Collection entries
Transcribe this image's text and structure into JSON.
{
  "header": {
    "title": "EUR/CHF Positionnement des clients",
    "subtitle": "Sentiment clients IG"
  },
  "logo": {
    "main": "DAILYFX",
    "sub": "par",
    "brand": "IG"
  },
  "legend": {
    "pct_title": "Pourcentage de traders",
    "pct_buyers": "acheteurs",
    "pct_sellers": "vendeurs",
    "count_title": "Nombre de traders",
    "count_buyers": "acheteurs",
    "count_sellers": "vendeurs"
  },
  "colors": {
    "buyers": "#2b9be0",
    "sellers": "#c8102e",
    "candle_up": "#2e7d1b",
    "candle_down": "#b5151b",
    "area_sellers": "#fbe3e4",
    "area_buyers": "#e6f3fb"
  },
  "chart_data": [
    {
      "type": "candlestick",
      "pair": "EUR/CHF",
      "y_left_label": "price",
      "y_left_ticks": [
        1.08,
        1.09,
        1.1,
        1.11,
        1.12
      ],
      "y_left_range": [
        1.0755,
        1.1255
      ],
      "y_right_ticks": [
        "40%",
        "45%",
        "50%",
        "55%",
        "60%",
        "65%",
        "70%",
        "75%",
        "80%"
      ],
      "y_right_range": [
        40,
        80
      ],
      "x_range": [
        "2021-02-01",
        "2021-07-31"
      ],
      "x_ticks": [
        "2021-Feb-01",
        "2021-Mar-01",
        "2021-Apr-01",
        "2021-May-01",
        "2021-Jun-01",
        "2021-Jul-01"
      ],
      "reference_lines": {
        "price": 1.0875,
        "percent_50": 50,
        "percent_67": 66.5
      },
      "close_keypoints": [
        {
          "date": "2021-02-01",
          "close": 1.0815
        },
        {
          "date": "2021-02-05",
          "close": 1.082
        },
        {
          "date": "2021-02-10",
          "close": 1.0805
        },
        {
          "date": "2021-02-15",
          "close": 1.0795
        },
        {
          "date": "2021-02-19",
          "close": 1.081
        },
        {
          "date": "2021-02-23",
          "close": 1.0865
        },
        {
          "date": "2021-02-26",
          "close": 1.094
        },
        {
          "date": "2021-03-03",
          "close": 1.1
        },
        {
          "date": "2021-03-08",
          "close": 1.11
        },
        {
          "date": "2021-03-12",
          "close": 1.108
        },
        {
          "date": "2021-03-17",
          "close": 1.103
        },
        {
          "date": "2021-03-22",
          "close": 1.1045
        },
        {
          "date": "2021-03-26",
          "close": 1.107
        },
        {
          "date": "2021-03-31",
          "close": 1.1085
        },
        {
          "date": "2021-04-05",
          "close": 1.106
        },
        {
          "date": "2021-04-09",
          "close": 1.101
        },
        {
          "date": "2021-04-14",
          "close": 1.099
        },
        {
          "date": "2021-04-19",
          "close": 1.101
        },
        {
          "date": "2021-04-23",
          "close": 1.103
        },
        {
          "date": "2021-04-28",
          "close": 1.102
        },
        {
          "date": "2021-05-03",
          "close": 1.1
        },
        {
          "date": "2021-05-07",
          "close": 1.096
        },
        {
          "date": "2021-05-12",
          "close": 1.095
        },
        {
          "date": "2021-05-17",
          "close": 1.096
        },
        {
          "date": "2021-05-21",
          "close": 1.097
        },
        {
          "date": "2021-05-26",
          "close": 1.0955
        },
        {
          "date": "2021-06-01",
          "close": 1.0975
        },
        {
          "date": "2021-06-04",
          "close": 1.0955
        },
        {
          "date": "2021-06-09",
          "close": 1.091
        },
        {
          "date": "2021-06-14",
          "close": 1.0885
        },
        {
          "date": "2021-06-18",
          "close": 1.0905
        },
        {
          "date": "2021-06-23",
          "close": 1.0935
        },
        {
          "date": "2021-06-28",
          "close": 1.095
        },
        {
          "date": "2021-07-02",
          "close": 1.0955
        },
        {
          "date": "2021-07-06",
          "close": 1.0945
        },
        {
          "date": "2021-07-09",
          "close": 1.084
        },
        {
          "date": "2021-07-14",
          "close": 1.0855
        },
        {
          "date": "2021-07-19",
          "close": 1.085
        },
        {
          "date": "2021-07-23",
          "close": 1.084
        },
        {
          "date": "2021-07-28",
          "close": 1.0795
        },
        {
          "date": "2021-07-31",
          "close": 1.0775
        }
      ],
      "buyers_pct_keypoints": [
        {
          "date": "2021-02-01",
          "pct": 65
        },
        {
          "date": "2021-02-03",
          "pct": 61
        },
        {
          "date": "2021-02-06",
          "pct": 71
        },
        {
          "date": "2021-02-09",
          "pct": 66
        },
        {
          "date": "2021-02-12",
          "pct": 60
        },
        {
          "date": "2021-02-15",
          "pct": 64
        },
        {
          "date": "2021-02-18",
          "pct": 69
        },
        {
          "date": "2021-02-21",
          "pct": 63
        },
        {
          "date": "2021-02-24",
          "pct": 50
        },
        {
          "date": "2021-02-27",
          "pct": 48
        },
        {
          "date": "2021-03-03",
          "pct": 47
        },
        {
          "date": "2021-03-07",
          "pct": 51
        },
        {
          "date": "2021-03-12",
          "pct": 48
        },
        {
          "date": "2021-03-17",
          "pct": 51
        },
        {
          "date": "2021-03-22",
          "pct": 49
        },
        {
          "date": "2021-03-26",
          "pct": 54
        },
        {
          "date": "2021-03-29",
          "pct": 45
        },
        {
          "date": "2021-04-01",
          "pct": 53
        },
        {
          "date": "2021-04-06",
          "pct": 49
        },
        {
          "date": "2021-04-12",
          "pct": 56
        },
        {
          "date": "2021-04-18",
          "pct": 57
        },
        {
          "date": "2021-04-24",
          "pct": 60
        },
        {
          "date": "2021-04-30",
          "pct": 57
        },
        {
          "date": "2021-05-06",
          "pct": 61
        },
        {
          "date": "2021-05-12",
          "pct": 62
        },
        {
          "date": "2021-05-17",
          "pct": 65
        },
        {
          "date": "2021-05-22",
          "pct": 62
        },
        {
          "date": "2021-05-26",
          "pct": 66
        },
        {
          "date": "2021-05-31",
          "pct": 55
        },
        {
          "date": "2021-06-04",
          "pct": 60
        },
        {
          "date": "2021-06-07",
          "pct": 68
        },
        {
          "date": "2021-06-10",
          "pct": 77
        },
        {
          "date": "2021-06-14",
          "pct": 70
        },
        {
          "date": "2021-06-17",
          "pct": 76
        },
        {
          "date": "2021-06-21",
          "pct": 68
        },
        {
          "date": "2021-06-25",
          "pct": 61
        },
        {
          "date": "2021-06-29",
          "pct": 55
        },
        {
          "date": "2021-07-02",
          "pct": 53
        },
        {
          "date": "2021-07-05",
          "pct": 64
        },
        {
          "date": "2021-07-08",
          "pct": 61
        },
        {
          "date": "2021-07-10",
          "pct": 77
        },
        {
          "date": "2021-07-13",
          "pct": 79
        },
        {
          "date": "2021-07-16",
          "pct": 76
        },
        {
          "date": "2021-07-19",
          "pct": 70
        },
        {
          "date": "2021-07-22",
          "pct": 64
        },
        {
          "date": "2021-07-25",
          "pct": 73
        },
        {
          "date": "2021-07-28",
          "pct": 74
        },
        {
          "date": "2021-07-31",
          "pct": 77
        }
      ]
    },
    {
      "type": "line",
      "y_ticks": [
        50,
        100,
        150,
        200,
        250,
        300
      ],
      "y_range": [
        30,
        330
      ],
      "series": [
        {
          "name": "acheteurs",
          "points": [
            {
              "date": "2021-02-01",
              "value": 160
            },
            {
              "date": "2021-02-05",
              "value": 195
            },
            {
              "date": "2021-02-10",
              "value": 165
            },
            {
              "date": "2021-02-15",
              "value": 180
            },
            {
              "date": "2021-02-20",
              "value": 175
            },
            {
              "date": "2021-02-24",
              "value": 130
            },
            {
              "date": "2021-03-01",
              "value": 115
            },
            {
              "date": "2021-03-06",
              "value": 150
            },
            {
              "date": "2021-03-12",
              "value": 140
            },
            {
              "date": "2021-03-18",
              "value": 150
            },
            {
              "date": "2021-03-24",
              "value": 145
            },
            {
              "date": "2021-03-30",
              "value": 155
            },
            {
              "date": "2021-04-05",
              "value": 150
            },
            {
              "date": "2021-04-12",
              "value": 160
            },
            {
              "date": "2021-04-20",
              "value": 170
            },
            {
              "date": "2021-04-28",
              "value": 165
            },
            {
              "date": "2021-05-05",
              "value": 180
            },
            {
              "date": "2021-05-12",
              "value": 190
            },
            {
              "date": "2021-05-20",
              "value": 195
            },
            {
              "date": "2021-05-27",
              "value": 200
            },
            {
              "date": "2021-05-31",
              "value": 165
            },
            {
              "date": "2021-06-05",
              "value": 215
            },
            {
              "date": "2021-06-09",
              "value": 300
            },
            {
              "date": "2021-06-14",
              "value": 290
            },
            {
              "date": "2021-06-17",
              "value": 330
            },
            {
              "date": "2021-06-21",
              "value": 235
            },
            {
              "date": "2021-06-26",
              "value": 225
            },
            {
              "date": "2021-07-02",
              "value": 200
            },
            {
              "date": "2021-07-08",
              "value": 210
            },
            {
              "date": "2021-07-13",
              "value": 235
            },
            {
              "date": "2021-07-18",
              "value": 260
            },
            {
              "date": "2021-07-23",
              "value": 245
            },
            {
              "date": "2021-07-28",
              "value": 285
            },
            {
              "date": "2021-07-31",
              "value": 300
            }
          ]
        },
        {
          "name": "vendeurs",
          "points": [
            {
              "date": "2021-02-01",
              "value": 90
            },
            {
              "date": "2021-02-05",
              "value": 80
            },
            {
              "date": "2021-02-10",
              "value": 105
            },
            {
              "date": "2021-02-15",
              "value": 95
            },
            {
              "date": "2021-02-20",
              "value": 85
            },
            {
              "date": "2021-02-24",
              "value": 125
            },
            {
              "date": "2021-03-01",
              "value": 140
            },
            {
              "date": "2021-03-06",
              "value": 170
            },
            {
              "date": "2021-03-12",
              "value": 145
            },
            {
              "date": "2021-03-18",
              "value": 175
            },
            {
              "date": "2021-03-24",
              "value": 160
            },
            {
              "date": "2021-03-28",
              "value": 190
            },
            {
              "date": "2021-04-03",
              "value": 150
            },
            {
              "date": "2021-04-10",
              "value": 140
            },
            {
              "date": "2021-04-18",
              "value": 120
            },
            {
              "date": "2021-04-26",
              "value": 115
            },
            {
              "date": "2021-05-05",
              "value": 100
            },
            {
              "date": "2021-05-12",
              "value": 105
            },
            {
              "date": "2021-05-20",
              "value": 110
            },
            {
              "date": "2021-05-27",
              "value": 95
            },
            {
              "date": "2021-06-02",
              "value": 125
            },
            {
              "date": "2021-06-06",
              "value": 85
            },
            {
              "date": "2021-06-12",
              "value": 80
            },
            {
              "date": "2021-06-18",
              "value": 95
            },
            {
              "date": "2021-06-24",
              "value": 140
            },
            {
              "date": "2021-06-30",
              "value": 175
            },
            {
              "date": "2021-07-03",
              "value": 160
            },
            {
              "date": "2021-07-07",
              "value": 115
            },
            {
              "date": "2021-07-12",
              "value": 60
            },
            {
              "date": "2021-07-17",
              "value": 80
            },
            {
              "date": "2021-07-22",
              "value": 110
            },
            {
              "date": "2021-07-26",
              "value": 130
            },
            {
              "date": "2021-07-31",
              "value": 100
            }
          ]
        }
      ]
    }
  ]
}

**What you have to do:**
Report only how many lines in the entries contain "clients".

**Output:**
2